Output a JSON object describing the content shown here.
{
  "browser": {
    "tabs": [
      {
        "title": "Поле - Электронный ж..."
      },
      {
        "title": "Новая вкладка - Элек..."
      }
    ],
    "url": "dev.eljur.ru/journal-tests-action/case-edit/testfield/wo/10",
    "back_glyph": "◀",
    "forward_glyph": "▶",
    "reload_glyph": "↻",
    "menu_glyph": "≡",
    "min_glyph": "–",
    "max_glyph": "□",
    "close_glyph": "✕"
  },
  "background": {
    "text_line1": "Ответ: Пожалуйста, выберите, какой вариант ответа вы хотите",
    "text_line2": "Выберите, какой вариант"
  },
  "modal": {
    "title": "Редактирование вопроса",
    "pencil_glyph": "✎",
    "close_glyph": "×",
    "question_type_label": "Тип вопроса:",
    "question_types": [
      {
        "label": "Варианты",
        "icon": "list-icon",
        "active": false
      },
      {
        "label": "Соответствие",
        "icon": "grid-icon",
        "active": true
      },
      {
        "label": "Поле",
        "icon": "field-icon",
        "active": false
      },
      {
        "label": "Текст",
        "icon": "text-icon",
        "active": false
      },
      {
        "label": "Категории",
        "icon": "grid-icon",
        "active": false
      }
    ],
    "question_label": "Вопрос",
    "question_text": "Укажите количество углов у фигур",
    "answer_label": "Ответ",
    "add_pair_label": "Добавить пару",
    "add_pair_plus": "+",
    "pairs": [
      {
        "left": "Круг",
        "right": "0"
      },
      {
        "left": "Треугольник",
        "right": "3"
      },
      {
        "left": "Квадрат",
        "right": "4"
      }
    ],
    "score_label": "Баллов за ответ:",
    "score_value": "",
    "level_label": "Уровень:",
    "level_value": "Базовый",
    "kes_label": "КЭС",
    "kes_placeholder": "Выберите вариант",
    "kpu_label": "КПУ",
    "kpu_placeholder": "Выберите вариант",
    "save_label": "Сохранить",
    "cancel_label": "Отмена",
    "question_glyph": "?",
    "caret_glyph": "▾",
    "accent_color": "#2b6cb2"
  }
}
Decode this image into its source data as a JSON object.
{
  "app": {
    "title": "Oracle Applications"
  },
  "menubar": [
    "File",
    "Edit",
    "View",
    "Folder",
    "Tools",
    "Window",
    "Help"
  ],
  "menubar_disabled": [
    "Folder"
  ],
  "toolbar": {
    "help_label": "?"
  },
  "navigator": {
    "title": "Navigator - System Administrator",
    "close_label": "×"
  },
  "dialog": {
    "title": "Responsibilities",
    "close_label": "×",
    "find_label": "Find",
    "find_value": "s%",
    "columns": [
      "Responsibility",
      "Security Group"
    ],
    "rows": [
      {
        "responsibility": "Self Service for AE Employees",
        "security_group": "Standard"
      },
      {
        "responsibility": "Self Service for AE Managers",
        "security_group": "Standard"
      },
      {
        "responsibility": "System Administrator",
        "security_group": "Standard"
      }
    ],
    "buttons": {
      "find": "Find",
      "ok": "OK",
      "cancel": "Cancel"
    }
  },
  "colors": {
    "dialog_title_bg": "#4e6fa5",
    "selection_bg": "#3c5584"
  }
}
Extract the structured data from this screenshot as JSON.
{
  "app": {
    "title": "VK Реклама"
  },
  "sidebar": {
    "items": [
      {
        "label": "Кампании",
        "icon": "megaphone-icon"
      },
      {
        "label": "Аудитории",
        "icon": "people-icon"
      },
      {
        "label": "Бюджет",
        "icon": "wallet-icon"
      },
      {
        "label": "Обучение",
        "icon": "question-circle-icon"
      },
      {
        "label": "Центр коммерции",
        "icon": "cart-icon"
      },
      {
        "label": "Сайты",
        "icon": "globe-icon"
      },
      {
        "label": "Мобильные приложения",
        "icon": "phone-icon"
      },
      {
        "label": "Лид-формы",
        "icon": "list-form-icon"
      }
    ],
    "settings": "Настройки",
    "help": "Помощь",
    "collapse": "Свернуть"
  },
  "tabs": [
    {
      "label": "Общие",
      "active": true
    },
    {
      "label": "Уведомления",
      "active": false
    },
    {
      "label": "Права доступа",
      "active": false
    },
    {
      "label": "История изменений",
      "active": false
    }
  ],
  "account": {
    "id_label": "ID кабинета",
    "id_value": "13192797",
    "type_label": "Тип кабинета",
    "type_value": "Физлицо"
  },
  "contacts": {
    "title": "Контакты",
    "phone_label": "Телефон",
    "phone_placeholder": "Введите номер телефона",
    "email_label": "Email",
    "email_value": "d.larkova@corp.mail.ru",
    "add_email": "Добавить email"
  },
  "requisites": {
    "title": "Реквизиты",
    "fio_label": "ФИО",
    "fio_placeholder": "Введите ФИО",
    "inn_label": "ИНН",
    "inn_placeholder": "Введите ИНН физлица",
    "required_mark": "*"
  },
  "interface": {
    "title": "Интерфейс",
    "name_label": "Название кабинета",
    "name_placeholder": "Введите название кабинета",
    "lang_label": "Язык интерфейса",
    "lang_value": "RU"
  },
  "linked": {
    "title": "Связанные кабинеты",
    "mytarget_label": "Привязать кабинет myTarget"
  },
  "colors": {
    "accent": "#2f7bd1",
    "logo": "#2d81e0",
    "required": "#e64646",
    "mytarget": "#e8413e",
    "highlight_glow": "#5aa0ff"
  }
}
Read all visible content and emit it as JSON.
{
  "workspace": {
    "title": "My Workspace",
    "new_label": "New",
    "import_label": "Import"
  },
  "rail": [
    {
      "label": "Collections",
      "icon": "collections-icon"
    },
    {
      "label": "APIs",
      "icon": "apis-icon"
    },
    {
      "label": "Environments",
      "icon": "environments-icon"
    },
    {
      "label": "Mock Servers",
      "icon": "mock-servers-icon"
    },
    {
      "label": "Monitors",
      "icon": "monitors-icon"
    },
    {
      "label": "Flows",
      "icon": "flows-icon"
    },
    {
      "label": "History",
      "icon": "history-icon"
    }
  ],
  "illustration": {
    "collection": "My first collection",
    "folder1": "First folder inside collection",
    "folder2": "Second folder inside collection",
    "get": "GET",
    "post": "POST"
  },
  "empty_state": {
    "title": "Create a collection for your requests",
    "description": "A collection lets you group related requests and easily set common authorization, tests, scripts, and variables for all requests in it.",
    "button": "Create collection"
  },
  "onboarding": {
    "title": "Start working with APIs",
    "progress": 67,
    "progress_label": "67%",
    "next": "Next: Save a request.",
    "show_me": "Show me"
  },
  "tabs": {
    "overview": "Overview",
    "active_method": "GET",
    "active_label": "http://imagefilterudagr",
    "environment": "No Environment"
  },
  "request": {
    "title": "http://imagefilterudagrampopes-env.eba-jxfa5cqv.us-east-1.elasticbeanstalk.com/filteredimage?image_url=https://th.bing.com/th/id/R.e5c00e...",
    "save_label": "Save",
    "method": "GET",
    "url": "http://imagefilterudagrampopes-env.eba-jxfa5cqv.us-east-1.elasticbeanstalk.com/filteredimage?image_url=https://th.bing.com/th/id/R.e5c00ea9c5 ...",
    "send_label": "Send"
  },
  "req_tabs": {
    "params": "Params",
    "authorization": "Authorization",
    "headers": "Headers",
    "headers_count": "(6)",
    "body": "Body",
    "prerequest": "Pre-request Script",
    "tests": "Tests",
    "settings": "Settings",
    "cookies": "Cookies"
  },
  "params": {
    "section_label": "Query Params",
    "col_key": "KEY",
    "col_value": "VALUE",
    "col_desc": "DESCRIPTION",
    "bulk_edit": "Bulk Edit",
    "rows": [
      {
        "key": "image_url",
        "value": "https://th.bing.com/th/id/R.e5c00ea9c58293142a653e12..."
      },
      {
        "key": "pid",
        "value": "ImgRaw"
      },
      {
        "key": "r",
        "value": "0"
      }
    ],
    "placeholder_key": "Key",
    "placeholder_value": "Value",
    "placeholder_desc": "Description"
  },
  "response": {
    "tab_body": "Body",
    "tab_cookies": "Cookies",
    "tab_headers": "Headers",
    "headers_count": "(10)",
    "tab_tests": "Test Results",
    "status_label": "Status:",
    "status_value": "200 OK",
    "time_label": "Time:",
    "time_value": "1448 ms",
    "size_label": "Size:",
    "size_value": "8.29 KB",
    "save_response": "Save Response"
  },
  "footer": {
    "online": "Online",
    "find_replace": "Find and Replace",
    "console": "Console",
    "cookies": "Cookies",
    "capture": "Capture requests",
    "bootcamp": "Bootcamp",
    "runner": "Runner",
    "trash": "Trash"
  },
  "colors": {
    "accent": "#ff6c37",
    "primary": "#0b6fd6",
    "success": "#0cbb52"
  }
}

──────────────────────────────

• **Problem requirements**
Search the records for the string "Добавить" and return every line in which it occurs.

• **Exercise response**
    "add_pair_label": "Добавить пару",
    "add_email": "Добавить email"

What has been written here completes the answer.